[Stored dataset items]
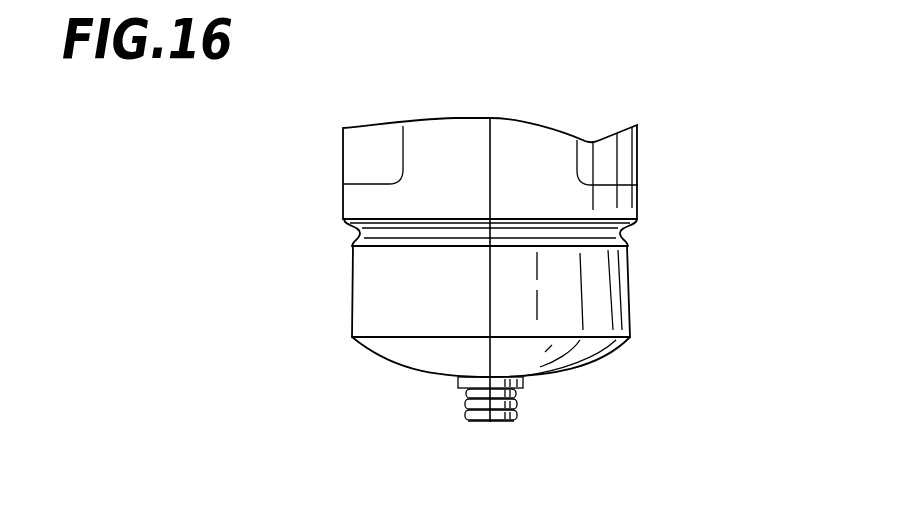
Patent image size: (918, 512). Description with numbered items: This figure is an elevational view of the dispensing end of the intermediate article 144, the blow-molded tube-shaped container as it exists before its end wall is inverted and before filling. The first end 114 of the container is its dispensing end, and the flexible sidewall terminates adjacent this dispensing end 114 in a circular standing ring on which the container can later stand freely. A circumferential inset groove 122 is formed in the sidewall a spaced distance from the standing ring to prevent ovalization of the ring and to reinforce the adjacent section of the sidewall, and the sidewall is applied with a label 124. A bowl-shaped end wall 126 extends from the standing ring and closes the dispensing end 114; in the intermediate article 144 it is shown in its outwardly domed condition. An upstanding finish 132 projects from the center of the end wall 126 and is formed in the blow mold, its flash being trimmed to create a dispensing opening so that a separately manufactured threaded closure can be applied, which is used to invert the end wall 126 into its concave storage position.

The first end 114 is at (403, 365).
The circumferential inset groove 122 is at (622, 237).
The label 124 is at (607, 160).
The bowl-shaped end wall 126 is at (573, 367).
The upstanding finish 132 is at (517, 400).
The intermediate article 144 is at (615, 295).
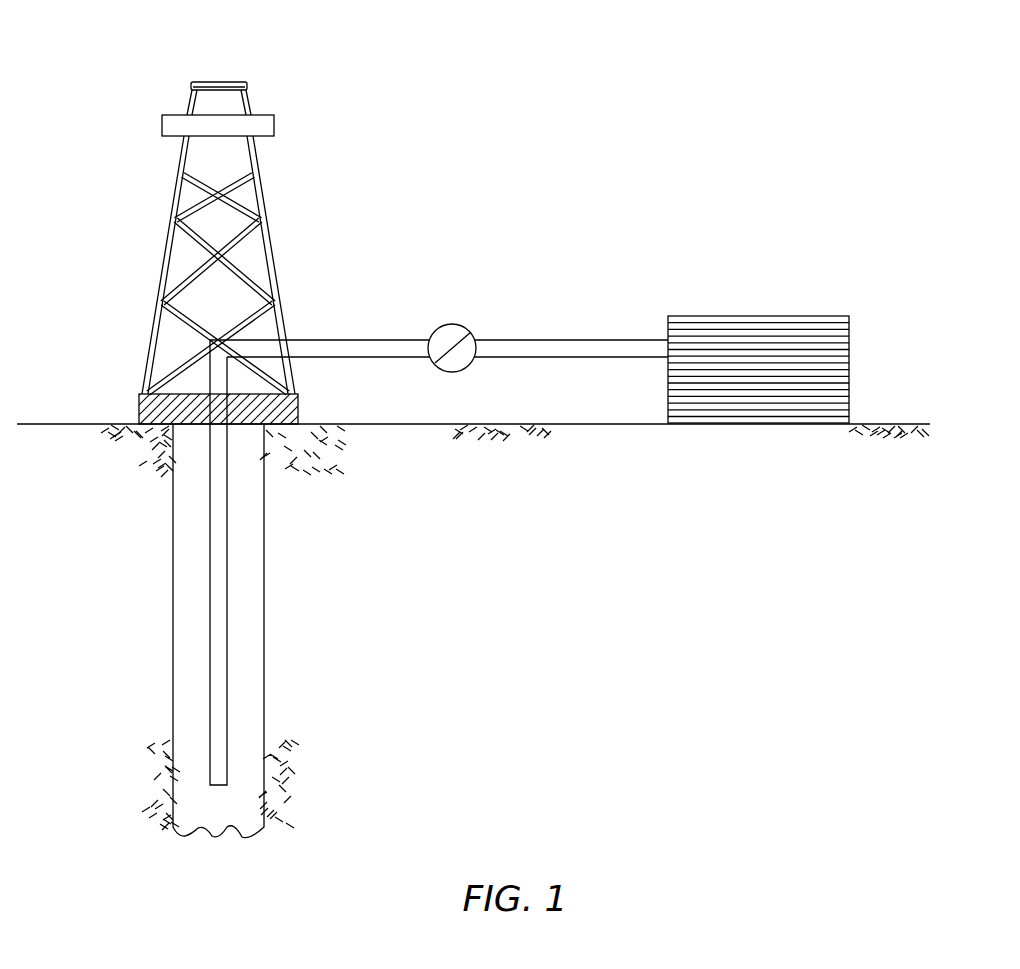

*The exercise*. Retype every line above word for word, and leave the pictures out of your answer.

*Response*.
Patent image size: (918, 512). Description with numbered items: This figure is an elevational view of the dispensing end of the intermediate article 144, the blow-molded tube-shaped container as it exists before its end wall is inverted and before filling. The first end 114 of the container is its dispensing end, and the flexible sidewall terminates adjacent this dispensing end 114 in a circular standing ring on which the container can later stand freely. A circumferential inset groove 122 is formed in the sidewall a spaced distance from the standing ring to prevent ovalization of the ring and to reinforce the adjacent section of the sidewall, and the sidewall is applied with a label 124. A bowl-shaped end wall 126 extends from the standing ring and closes the dispensing end 114; in the intermediate article 144 it is shown in its outwardly domed condition. An upstanding finish 132 projects from the center of the end wall 126 and is formed in the blow mold, its flash being trimmed to create a dispensing opening so that a separately manufactured threaded closure can be applied, which is used to invert the end wall 126 into its concave storage position.

The first end 114 is at (403, 365).
The circumferential inset groove 122 is at (622, 237).
The label 124 is at (607, 160).
The bowl-shaped end wall 126 is at (573, 367).
The upstanding finish 132 is at (517, 400).
The intermediate article 144 is at (615, 295).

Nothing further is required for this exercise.